◆ PROBLEMA PLANTEADO 1
Devuelve del texto sobre población y pueblo todo lo que va desde "Massimo Livi-Bacci" hasta "entender este proceso.", sin cambiar nada.
◆ PROBLEMA PLANTEADO 2
Responde a partir del texto sobre población y pueblo:
(a) ¿De qué está hecha la cultura que un pueblo transmite de generación en generación?
(b) ¿Qué dos imperios se disgregaron, según el texto?
(c) ¿Qué nacionalidades del reino de Hungría muestra la litografía descrita?

Massimo Livi-Bacci

 

¿Qué factores facilitan y cuáles en cambio obstaculizan la transición de población a pueblo? La demografía puede ayudar a identificar algunos aspectos de las dinámicas migratorias relevantes para entender este proceso.

Población puede ser definida como el conjunto genérico de las personas que viven en un determinado territorio; un pueblo, en cambio, puede ser talmente considerado si interviene para transmitir de generación en generación –con los ajustes que reclama el curso de la historia- su propia cultura, hecha de normas, lengua, valores, tradiciones. Pueblo y población pueden también identificarse, al final del ideal proceso de transición. La movilidad es una prerrogativa humana, inscrita en nuestra naturaleza biológica y social; es una prerrogativa sobre la que se ha apoyado la dispersión de la humanidad en el planeta, y la coexistencia y presencia simultánea (además de la conflictividad) de grupos y colectividades provistas de historias y experiencias diversas.

Algún recordatorio histórico nos será útil. En los decenios que precedieron a la Gran Guerra se fortaleció en variadas formas el impulso nacionalista, se propagó la identificación entre Estado y nación que, bajo sus formas más radicales trajo consigo la superposición entre nación y grupo étnico dominante. Tales procesos fueron determinantes en la disgregación de los imperios austro-húngaro y otomano –consagrada por los tratados de paz- y en el nacimiento de nuevas entidades estatales en la parte europea del imperio ruso. Una disgregación que se ha interpretado como una consecuencia de la transición desde el imperio multiétnico al Estado nacional, ocurrida en una era de nacionalismo creciente.

Campesinos de las nacionalidades del reino de Hungría, de izquierda a derecha, rumanos, húngaros, eslovacos y alemanes (litografía coloreada de ‘Esquisses de la Vie Populaire en Hongroie’ de Gabriel de Pronay, 1855; Bibliotheque Nationale, Paris)

◆ MATERIAL EXTRAÍDO

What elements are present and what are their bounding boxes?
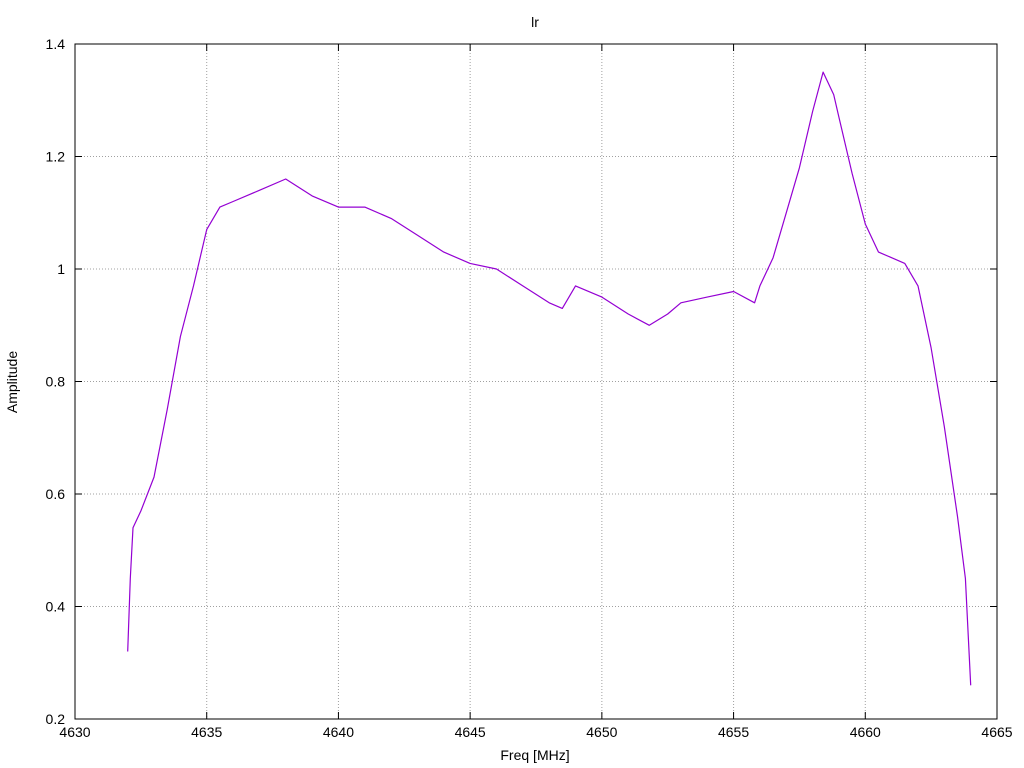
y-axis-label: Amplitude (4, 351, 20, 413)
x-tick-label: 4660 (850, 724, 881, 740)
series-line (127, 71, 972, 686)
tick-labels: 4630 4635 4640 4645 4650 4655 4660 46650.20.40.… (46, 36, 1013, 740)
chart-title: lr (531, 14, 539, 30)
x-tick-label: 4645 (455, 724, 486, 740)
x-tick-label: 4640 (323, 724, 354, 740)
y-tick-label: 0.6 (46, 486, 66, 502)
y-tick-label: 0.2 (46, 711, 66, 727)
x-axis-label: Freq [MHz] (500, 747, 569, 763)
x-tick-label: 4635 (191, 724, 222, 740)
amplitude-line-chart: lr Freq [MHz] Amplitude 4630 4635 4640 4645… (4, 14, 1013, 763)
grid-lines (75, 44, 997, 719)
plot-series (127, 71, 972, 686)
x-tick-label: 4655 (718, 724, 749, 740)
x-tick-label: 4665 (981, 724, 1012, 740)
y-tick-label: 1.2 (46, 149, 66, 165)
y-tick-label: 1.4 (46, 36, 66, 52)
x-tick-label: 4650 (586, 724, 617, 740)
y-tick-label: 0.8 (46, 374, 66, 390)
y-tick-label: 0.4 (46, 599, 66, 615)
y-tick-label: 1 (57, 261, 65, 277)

* * *

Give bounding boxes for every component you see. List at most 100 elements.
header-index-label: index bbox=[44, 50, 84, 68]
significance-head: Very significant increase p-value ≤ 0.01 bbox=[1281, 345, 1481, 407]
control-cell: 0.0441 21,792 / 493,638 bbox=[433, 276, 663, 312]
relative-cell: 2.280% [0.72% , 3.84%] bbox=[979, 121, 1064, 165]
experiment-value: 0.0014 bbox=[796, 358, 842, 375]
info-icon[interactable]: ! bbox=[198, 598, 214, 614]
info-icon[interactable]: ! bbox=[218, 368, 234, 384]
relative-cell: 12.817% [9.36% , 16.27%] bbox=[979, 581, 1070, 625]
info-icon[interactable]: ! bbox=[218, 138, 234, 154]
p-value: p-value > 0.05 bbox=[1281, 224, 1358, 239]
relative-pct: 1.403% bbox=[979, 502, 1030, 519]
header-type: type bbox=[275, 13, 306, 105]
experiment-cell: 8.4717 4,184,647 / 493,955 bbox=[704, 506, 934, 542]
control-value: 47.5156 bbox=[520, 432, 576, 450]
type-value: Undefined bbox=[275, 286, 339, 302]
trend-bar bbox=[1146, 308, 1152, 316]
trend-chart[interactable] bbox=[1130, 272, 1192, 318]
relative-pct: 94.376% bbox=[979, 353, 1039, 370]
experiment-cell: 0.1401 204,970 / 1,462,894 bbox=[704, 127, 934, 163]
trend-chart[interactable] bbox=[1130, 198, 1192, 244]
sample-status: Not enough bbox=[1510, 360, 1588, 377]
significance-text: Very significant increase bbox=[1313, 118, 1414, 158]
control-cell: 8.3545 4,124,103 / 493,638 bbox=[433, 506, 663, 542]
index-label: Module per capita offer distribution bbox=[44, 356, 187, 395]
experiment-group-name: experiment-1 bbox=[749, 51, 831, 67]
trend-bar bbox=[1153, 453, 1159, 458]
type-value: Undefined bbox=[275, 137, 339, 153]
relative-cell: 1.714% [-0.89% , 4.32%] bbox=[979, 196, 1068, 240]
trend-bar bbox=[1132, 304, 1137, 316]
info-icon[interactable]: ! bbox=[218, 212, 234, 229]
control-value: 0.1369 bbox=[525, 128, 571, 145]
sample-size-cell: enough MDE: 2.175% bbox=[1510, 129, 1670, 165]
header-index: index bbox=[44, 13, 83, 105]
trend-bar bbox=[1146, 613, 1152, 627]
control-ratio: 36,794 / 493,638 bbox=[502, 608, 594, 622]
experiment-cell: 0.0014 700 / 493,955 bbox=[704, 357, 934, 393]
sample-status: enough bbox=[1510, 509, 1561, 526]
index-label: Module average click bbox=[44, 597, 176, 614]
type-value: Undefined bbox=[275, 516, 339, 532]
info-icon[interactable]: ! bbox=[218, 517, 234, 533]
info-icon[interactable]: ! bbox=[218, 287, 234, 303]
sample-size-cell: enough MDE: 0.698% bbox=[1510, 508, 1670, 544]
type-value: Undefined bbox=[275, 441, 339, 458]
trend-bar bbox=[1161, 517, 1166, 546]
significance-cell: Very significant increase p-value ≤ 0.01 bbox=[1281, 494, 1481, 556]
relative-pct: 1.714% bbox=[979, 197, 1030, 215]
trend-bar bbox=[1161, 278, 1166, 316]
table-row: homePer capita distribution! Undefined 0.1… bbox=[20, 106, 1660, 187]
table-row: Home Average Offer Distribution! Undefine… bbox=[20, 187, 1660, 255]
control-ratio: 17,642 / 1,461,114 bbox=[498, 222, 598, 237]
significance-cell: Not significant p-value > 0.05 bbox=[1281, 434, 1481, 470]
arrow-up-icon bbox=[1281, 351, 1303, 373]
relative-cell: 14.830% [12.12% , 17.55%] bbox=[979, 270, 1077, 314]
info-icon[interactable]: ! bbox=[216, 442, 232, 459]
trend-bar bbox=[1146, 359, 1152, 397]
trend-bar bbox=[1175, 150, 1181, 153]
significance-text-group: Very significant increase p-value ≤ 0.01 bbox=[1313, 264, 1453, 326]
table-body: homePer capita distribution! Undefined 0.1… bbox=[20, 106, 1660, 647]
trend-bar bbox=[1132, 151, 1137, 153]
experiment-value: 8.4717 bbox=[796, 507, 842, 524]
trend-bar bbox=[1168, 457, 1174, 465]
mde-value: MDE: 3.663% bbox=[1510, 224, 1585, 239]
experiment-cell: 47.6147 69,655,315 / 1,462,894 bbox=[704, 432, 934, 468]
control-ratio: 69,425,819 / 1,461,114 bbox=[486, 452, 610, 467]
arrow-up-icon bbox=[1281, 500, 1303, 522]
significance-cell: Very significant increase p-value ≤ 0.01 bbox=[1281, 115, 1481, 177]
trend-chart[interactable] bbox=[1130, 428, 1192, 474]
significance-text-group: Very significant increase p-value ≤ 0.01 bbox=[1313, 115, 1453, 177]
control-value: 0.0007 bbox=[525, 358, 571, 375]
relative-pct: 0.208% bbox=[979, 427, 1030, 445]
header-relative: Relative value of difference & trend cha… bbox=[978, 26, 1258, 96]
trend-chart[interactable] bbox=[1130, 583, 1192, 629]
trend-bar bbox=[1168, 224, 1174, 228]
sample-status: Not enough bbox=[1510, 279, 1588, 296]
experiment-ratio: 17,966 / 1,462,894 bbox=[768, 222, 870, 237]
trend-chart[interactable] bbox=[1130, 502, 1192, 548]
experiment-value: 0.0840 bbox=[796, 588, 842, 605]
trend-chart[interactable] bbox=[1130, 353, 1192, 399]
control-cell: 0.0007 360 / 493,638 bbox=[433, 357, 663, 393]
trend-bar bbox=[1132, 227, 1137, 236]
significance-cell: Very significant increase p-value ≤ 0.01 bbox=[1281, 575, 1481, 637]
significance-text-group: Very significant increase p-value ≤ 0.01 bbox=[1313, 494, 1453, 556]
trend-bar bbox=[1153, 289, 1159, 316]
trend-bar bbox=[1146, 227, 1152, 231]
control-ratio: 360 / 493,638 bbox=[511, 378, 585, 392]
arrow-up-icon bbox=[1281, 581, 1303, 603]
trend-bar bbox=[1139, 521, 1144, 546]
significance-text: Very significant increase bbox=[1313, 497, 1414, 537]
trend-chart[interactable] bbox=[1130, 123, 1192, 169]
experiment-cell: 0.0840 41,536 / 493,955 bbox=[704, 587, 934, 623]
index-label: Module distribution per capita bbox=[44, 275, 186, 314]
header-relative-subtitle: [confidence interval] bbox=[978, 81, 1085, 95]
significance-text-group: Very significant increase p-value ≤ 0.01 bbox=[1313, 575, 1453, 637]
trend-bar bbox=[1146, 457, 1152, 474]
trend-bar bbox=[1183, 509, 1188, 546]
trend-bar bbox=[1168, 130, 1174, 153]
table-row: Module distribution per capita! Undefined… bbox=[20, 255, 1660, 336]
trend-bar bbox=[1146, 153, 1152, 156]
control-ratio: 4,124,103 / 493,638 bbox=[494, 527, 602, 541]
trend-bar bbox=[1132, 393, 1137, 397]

==

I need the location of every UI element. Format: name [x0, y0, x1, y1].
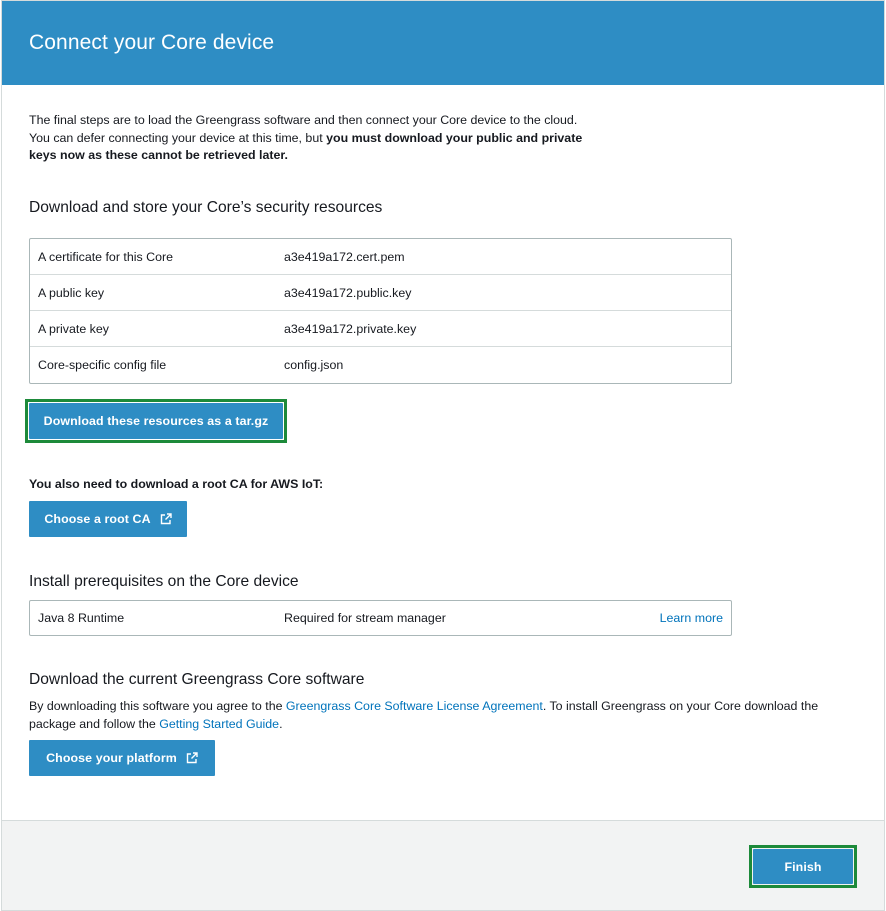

◆ RESPUESTA CORRECTA 1
Massimo Livi-Bacci

 

¿Qué factores facilitan y cuáles en cambio obstaculizan la transición de población a pueblo? La demografía puede ayudar a identificar algunos aspectos de las dinámicas migratorias relevantes para entender este proceso.

◆ RESPUESTA CORRECTA 2
(a) De normas, lengua, valores y tradiciones.
(b) El austro-húngaro y el otomano.
(c) Rumanos, húngaros, eslovacos y alemanes.